-- start of Source material --

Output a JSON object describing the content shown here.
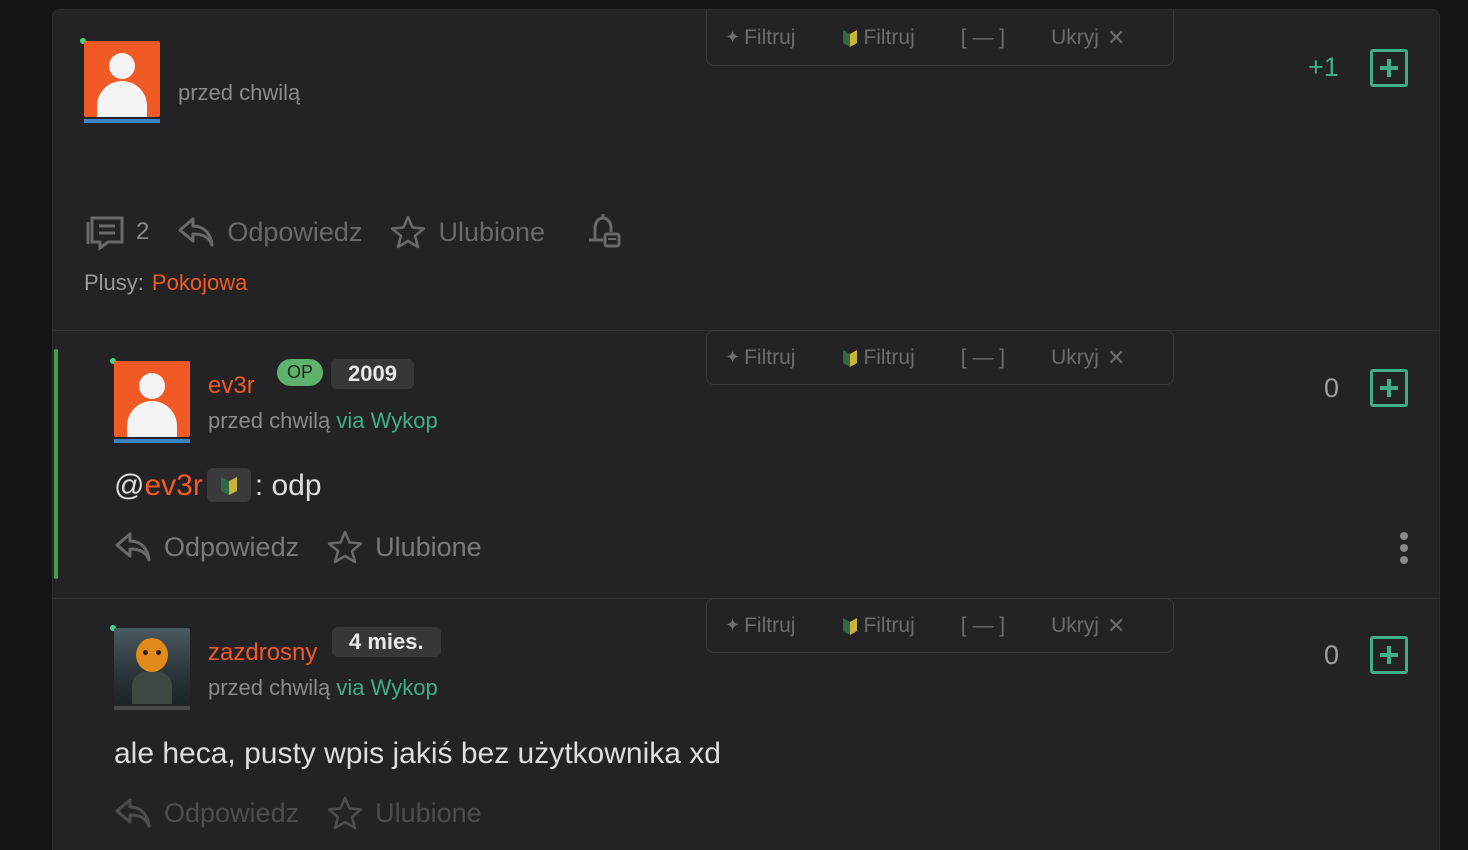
{
  "tabs": {
    "filter1": "Filtruj",
    "filter2": "Filtruj",
    "collapse": "[ — ]",
    "hide": "Ukryj"
  },
  "entry1": {
    "time": "przed chwilą",
    "score": "+1",
    "comment_count": "2",
    "reply": "Odpowiedz",
    "favorite": "Ulubione",
    "plusy_label": "Plusy:",
    "plusy_user": "Pokojowa"
  },
  "entry2": {
    "username": "ev3r",
    "badge_op": "OP",
    "badge_year": "2009",
    "time": "przed chwilą",
    "via": "via Wykop",
    "mention": "@ev3r",
    "text": ": odp",
    "score": "0",
    "reply": "Odpowiedz",
    "favorite": "Ulubione"
  },
  "entry3": {
    "username": "zazdrosny",
    "badge_age": "4 mies.",
    "time": "przed chwilą",
    "via": "via Wykop",
    "text": "ale heca, pusty wpis jakiś bez użytkownika xd",
    "score": "0",
    "reply": "Odpowiedz",
    "favorite": "Ulubione"
  },
  "colors": {
    "accent_orange": "#f15a24",
    "accent_green": "#3fae8a",
    "background": "#232325"
  }
}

-- end of Source material --

● **Work to complete**
Copy all the data exactly as written, but skip any picture.

● **Expected answer**
Output a JSON object describing the content shown here.
{
  "tabs": {
    "filter1": "Filtruj",
    "filter2": "Filtruj",
    "collapse": "[ — ]",
    "hide": "Ukryj"
  },
  "entry1": {
    "time": "przed chwilą",
    "score": "+1",
    "comment_count": "2",
    "reply": "Odpowiedz",
    "favorite": "Ulubione",
    "plusy_label": "Plusy:",
    "plusy_user": "Pokojowa"
  },
  "entry2": {
    "username": "ev3r",
    "badge_op": "OP",
    "badge_year": "2009",
    "time": "przed chwilą",
    "via": "via Wykop",
    "mention": "@ev3r",
    "text": ": odp",
    "score": "0",
    "reply": "Odpowiedz",
    "favorite": "Ulubione"
  },
  "entry3": {
    "username": "zazdrosny",
    "badge_age": "4 mies.",
    "time": "przed chwilą",
    "via": "via Wykop",
    "text": "ale heca, pusty wpis jakiś bez użytkownika xd",
    "score": "0",
    "reply": "Odpowiedz",
    "favorite": "Ulubione"
  },
  "colors": {
    "accent_orange": "#f15a24",
    "accent_green": "#3fae8a",
    "background": "#232325"
  }
}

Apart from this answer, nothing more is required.